---- Records shown

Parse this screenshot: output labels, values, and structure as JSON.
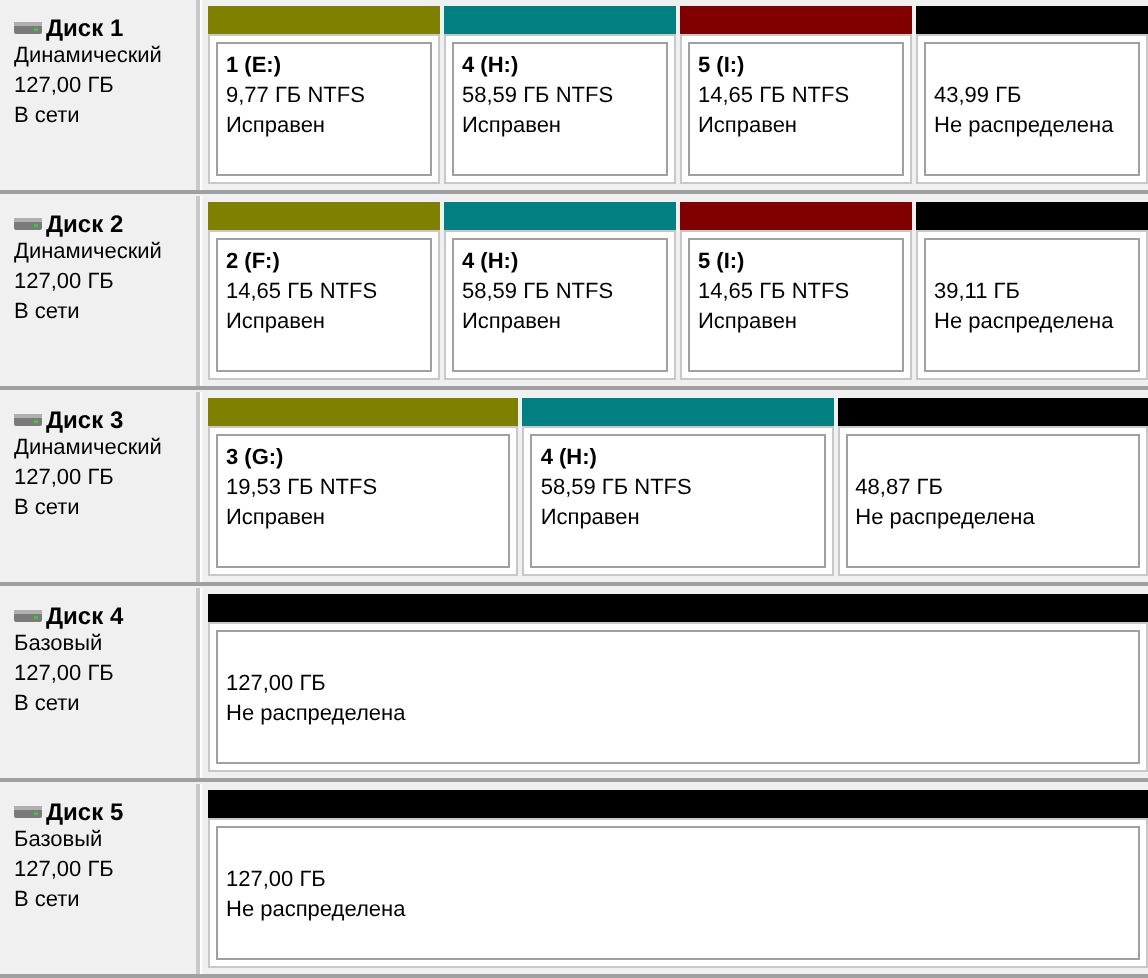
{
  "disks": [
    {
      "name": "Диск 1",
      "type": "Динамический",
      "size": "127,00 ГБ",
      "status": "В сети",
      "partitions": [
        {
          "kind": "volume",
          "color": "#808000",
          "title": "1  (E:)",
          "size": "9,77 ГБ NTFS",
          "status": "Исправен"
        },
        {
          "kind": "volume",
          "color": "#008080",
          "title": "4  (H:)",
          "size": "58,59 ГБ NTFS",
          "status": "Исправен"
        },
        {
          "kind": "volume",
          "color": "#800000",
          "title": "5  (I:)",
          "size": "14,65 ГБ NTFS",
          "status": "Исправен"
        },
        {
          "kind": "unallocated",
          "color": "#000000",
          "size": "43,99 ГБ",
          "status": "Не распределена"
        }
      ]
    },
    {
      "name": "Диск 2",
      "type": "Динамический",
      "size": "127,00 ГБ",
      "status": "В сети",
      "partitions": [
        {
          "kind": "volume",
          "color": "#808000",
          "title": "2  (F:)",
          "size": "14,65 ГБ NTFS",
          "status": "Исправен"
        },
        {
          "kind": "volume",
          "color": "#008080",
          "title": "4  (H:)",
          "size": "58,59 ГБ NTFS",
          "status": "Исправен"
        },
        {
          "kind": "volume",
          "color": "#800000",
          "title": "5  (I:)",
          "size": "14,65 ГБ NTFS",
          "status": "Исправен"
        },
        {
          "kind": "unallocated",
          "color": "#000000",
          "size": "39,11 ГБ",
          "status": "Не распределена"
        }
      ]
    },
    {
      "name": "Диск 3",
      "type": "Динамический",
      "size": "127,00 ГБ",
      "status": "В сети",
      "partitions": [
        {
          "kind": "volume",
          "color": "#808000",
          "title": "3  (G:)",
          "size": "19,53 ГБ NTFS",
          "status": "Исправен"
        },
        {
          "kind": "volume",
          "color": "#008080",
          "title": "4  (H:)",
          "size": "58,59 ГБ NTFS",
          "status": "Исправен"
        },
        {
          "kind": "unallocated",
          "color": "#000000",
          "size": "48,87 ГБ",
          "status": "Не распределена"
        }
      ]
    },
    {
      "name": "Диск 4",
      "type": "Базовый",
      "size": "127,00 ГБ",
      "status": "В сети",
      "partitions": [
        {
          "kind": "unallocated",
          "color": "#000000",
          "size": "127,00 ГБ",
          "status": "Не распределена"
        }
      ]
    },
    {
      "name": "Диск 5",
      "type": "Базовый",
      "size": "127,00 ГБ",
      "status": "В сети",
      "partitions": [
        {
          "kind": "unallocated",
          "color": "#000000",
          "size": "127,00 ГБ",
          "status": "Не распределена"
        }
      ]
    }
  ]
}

--------
---- Records shown

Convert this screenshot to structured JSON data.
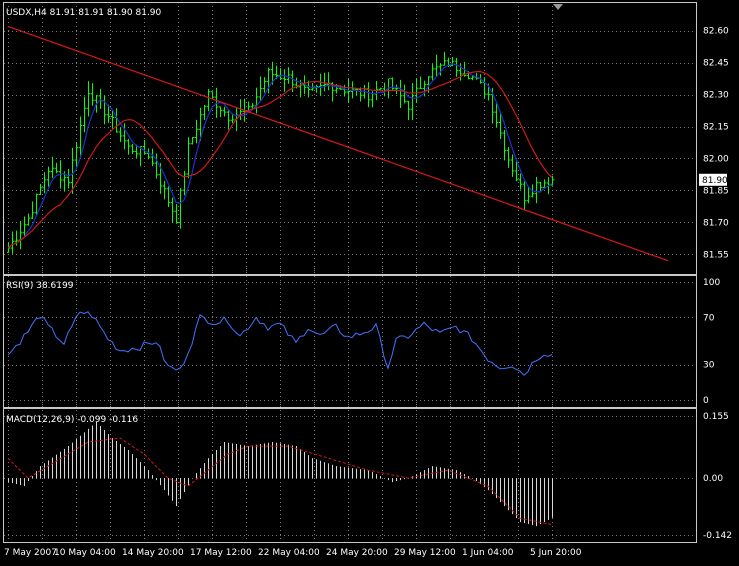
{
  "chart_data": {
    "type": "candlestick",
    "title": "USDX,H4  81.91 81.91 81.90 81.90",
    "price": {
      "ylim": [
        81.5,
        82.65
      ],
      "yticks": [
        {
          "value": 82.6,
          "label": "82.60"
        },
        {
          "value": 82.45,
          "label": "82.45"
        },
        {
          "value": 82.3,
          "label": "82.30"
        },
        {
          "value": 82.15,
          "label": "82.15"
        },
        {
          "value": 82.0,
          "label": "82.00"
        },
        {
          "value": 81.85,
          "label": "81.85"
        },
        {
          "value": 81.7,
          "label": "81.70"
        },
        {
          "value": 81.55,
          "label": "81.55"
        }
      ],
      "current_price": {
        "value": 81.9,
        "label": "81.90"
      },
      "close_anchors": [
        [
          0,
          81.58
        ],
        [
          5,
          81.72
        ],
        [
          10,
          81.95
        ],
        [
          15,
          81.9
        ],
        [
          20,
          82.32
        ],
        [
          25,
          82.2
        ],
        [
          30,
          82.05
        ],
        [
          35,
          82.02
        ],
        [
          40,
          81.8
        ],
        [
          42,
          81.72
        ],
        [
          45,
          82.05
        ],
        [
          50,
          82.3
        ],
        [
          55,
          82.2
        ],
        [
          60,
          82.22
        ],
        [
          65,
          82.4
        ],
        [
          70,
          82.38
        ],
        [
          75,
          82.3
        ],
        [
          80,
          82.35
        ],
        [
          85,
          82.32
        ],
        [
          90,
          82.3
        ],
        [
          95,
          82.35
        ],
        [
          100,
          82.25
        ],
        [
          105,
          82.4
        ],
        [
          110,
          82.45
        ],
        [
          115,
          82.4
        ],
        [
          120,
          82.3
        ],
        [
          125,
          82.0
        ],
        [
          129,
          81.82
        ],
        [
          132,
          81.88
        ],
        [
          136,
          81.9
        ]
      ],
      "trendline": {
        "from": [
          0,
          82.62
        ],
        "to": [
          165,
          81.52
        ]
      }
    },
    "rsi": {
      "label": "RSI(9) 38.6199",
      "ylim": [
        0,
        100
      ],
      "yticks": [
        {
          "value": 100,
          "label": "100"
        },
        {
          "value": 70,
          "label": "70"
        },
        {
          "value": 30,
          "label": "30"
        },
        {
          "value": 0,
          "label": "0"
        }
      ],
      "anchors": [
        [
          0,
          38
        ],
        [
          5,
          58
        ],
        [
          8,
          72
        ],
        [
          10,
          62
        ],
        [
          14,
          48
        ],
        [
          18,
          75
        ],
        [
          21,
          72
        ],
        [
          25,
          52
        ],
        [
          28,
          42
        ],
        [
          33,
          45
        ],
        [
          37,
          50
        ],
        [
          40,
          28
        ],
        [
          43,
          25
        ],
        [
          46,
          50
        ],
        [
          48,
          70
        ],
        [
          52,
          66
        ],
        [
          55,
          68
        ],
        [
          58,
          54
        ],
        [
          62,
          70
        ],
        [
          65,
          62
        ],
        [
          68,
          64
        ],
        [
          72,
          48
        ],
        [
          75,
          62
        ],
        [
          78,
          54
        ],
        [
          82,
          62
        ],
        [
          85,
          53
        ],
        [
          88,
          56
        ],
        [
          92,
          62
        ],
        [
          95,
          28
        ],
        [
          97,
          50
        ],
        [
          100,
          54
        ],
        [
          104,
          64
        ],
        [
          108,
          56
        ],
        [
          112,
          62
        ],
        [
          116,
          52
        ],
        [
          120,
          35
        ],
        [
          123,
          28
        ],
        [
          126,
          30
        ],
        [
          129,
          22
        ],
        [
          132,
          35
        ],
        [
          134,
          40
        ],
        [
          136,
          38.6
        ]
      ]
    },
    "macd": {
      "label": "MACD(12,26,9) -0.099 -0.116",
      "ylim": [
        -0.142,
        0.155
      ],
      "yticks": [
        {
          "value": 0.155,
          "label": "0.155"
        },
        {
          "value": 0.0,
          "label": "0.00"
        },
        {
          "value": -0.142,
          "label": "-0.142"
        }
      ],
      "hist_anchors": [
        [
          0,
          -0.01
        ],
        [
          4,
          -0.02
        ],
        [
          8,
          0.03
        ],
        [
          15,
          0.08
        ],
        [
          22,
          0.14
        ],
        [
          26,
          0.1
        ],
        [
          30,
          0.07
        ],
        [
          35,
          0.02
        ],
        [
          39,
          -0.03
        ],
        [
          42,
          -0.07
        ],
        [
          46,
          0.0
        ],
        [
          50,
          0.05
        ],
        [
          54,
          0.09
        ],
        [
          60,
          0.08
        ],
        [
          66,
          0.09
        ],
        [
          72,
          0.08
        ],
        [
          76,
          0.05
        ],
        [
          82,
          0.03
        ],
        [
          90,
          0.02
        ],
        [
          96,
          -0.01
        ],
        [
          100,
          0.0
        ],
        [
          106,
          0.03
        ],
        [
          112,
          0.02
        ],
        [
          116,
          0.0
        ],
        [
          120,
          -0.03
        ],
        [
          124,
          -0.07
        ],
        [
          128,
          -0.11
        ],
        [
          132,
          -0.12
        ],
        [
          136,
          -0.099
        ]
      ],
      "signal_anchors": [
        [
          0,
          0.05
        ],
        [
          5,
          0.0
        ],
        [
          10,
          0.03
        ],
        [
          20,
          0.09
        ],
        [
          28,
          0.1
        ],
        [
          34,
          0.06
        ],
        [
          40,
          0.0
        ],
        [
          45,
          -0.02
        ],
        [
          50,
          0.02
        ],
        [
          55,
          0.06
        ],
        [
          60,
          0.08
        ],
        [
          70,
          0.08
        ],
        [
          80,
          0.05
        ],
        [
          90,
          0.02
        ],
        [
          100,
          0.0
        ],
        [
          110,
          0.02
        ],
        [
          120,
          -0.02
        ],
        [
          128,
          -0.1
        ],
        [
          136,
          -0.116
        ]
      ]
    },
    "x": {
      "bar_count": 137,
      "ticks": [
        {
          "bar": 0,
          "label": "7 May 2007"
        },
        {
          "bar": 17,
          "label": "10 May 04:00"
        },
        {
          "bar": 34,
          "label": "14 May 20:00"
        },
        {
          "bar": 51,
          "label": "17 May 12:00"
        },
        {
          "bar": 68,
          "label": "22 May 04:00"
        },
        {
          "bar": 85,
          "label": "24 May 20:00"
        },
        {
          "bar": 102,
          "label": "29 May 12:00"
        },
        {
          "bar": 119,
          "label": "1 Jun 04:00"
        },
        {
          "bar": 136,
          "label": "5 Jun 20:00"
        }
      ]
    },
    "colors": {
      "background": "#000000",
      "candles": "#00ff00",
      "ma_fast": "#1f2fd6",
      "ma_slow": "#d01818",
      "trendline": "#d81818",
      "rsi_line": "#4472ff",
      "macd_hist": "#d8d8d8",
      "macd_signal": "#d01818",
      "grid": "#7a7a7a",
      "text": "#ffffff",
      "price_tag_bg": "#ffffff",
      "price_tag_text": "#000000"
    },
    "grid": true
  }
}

--------

◆ Instructions for the task
Pick out the lines that have the word "Диск". Copy them all.

◆ Full response
      "name": "Диск 1",
      "name": "Диск 2",
      "name": "Диск 3",
      "name": "Диск 4",
      "name": "Диск 5",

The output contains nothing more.